Copy out all of the data below with no alterations.

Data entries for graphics
>>

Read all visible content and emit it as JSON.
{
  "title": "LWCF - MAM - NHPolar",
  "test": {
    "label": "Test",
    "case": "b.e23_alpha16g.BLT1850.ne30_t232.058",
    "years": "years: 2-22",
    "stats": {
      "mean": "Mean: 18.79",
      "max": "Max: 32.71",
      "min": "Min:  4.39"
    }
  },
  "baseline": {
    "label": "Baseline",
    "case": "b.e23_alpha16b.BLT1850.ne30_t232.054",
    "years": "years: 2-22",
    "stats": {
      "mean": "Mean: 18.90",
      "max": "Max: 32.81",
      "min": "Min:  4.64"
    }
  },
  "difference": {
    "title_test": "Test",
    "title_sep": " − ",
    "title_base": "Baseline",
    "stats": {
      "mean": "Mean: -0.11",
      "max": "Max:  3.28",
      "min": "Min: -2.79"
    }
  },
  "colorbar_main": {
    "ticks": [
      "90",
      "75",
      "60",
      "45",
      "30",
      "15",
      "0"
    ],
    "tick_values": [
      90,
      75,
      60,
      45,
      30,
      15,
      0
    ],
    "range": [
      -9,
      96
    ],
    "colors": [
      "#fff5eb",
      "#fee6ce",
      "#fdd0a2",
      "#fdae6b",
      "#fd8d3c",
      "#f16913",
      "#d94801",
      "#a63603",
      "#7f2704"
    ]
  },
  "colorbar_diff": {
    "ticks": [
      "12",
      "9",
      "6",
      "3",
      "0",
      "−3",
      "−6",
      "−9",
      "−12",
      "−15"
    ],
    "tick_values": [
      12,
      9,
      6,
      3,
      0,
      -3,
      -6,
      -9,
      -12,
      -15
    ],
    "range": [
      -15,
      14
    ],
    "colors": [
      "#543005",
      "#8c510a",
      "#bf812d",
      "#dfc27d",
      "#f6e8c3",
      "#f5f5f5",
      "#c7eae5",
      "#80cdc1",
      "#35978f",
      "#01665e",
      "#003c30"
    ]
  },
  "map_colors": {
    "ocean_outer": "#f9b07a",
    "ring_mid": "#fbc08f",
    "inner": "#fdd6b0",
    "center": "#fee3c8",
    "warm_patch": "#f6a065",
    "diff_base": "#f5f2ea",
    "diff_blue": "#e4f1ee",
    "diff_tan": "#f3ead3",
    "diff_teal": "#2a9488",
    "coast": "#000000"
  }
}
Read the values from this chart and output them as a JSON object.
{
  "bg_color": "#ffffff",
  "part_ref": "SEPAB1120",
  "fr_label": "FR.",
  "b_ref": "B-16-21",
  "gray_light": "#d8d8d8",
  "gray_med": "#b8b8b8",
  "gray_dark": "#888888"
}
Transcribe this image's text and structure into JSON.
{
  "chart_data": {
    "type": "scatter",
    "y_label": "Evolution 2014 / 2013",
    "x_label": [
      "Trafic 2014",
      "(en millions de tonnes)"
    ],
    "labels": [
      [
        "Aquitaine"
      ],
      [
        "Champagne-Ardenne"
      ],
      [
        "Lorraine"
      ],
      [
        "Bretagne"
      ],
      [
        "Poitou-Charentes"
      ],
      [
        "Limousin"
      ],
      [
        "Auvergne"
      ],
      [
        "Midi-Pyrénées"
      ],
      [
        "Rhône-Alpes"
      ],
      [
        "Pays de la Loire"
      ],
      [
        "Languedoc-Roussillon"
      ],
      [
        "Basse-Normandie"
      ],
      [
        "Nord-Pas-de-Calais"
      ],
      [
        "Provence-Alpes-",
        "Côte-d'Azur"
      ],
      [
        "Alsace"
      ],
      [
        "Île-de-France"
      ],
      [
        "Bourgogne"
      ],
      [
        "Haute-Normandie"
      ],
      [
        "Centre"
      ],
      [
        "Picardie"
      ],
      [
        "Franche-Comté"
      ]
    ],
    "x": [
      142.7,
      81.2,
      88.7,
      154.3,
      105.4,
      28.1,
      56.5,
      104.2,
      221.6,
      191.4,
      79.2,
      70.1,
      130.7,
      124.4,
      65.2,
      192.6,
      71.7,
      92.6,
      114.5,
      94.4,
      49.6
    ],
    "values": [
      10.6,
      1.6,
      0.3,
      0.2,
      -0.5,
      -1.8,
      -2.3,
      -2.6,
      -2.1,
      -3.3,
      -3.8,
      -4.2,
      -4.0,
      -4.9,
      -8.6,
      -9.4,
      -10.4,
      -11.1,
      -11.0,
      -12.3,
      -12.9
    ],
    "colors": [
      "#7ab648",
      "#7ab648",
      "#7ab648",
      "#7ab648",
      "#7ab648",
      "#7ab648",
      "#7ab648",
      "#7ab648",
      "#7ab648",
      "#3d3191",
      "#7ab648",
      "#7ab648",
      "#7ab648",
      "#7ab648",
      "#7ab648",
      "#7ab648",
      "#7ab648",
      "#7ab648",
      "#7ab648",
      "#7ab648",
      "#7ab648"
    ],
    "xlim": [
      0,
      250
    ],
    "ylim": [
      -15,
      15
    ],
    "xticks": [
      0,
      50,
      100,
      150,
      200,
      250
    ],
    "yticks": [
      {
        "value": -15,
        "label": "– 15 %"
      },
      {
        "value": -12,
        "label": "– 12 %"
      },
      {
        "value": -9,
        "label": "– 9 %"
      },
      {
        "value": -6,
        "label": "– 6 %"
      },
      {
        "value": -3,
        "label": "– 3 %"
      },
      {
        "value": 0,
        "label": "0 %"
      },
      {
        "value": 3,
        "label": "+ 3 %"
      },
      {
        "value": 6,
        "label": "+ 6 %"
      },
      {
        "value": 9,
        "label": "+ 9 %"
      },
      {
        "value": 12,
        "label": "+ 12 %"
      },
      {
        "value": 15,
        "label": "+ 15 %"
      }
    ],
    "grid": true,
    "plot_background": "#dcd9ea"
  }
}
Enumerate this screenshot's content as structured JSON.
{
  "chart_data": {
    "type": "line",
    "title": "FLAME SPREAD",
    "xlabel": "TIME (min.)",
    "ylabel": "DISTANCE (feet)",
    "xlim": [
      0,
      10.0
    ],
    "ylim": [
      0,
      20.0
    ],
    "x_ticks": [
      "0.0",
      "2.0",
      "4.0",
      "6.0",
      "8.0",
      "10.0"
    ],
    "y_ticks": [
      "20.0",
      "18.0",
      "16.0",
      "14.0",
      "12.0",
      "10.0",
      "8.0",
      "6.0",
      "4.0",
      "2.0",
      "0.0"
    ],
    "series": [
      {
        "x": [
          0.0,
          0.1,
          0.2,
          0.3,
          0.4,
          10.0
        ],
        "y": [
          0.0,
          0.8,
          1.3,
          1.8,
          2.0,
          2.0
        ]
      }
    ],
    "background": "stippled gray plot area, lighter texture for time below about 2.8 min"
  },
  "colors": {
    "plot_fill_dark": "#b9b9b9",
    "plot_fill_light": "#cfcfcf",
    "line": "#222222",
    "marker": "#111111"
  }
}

<<

| Reply |
Read all visible content and emit it as JSON.
{
  "title": "LWCF - MAM - NHPolar",
  "test": {
    "label": "Test",
    "case": "b.e23_alpha16g.BLT1850.ne30_t232.058",
    "years": "years: 2-22",
    "stats": {
      "mean": "Mean: 18.79",
      "max": "Max: 32.71",
      "min": "Min:  4.39"
    }
  },
  "baseline": {
    "label": "Baseline",
    "case": "b.e23_alpha16b.BLT1850.ne30_t232.054",
    "years": "years: 2-22",
    "stats": {
      "mean": "Mean: 18.90",
      "max": "Max: 32.81",
      "min": "Min:  4.64"
    }
  },
  "difference": {
    "title_test": "Test",
    "title_sep": " − ",
    "title_base": "Baseline",
    "stats": {
      "mean": "Mean: -0.11",
      "max": "Max:  3.28",
      "min": "Min: -2.79"
    }
  },
  "colorbar_main": {
    "ticks": [
      "90",
      "75",
      "60",
      "45",
      "30",
      "15",
      "0"
    ],
    "tick_values": [
      90,
      75,
      60,
      45,
      30,
      15,
      0
    ],
    "range": [
      -9,
      96
    ],
    "colors": [
      "#fff5eb",
      "#fee6ce",
      "#fdd0a2",
      "#fdae6b",
      "#fd8d3c",
      "#f16913",
      "#d94801",
      "#a63603",
      "#7f2704"
    ]
  },
  "colorbar_diff": {
    "ticks": [
      "12",
      "9",
      "6",
      "3",
      "0",
      "−3",
      "−6",
      "−9",
      "−12",
      "−15"
    ],
    "tick_values": [
      12,
      9,
      6,
      3,
      0,
      -3,
      -6,
      -9,
      -12,
      -15
    ],
    "range": [
      -15,
      14
    ],
    "colors": [
      "#543005",
      "#8c510a",
      "#bf812d",
      "#dfc27d",
      "#f6e8c3",
      "#f5f5f5",
      "#c7eae5",
      "#80cdc1",
      "#35978f",
      "#01665e",
      "#003c30"
    ]
  },
  "map_colors": {
    "ocean_outer": "#f9b07a",
    "ring_mid": "#fbc08f",
    "inner": "#fdd6b0",
    "center": "#fee3c8",
    "warm_patch": "#f6a065",
    "diff_base": "#f5f2ea",
    "diff_blue": "#e4f1ee",
    "diff_tan": "#f3ead3",
    "diff_teal": "#2a9488",
    "coast": "#000000"
  }
}
Read the values from this chart and output them as a JSON object.
{
  "bg_color": "#ffffff",
  "part_ref": "SEPAB1120",
  "fr_label": "FR.",
  "b_ref": "B-16-21",
  "gray_light": "#d8d8d8",
  "gray_med": "#b8b8b8",
  "gray_dark": "#888888"
}
Transcribe this image's text and structure into JSON.
{
  "chart_data": {
    "type": "scatter",
    "y_label": "Evolution 2014 / 2013",
    "x_label": [
      "Trafic 2014",
      "(en millions de tonnes)"
    ],
    "labels": [
      [
        "Aquitaine"
      ],
      [
        "Champagne-Ardenne"
      ],
      [
        "Lorraine"
      ],
      [
        "Bretagne"
      ],
      [
        "Poitou-Charentes"
      ],
      [
        "Limousin"
      ],
      [
        "Auvergne"
      ],
      [
        "Midi-Pyrénées"
      ],
      [
        "Rhône-Alpes"
      ],
      [
        "Pays de la Loire"
      ],
      [
        "Languedoc-Roussillon"
      ],
      [
        "Basse-Normandie"
      ],
      [
        "Nord-Pas-de-Calais"
      ],
      [
        "Provence-Alpes-",
        "Côte-d'Azur"
      ],
      [
        "Alsace"
      ],
      [
        "Île-de-France"
      ],
      [
        "Bourgogne"
      ],
      [
        "Haute-Normandie"
      ],
      [
        "Centre"
      ],
      [
        "Picardie"
      ],
      [
        "Franche-Comté"
      ]
    ],
    "x": [
      142.7,
      81.2,
      88.7,
      154.3,
      105.4,
      28.1,
      56.5,
      104.2,
      221.6,
      191.4,
      79.2,
      70.1,
      130.7,
      124.4,
      65.2,
      192.6,
      71.7,
      92.6,
      114.5,
      94.4,
      49.6
    ],
    "values": [
      10.6,
      1.6,
      0.3,
      0.2,
      -0.5,
      -1.8,
      -2.3,
      -2.6,
      -2.1,
      -3.3,
      -3.8,
      -4.2,
      -4.0,
      -4.9,
      -8.6,
      -9.4,
      -10.4,
      -11.1,
      -11.0,
      -12.3,
      -12.9
    ],
    "colors": [
      "#7ab648",
      "#7ab648",
      "#7ab648",
      "#7ab648",
      "#7ab648",
      "#7ab648",
      "#7ab648",
      "#7ab648",
      "#7ab648",
      "#3d3191",
      "#7ab648",
      "#7ab648",
      "#7ab648",
      "#7ab648",
      "#7ab648",
      "#7ab648",
      "#7ab648",
      "#7ab648",
      "#7ab648",
      "#7ab648",
      "#7ab648"
    ],
    "xlim": [
      0,
      250
    ],
    "ylim": [
      -15,
      15
    ],
    "xticks": [
      0,
      50,
      100,
      150,
      200,
      250
    ],
    "yticks": [
      {
        "value": -15,
        "label": "– 15 %"
      },
      {
        "value": -12,
        "label": "– 12 %"
      },
      {
        "value": -9,
        "label": "– 9 %"
      },
      {
        "value": -6,
        "label": "– 6 %"
      },
      {
        "value": -3,
        "label": "– 3 %"
      },
      {
        "value": 0,
        "label": "0 %"
      },
      {
        "value": 3,
        "label": "+ 3 %"
      },
      {
        "value": 6,
        "label": "+ 6 %"
      },
      {
        "value": 9,
        "label": "+ 9 %"
      },
      {
        "value": 12,
        "label": "+ 12 %"
      },
      {
        "value": 15,
        "label": "+ 15 %"
      }
    ],
    "grid": true,
    "plot_background": "#dcd9ea"
  }
}
Enumerate this screenshot's content as structured JSON.
{
  "chart_data": {
    "type": "line",
    "title": "FLAME SPREAD",
    "xlabel": "TIME (min.)",
    "ylabel": "DISTANCE (feet)",
    "xlim": [
      0,
      10.0
    ],
    "ylim": [
      0,
      20.0
    ],
    "x_ticks": [
      "0.0",
      "2.0",
      "4.0",
      "6.0",
      "8.0",
      "10.0"
    ],
    "y_ticks": [
      "20.0",
      "18.0",
      "16.0",
      "14.0",
      "12.0",
      "10.0",
      "8.0",
      "6.0",
      "4.0",
      "2.0",
      "0.0"
    ],
    "series": [
      {
        "x": [
          0.0,
          0.1,
          0.2,
          0.3,
          0.4,
          10.0
        ],
        "y": [
          0.0,
          0.8,
          1.3,
          1.8,
          2.0,
          2.0
        ]
      }
    ],
    "background": "stippled gray plot area, lighter texture for time below about 2.8 min"
  },
  "colors": {
    "plot_fill_dark": "#b9b9b9",
    "plot_fill_light": "#cfcfcf",
    "line": "#222222",
    "marker": "#111111"
  }
}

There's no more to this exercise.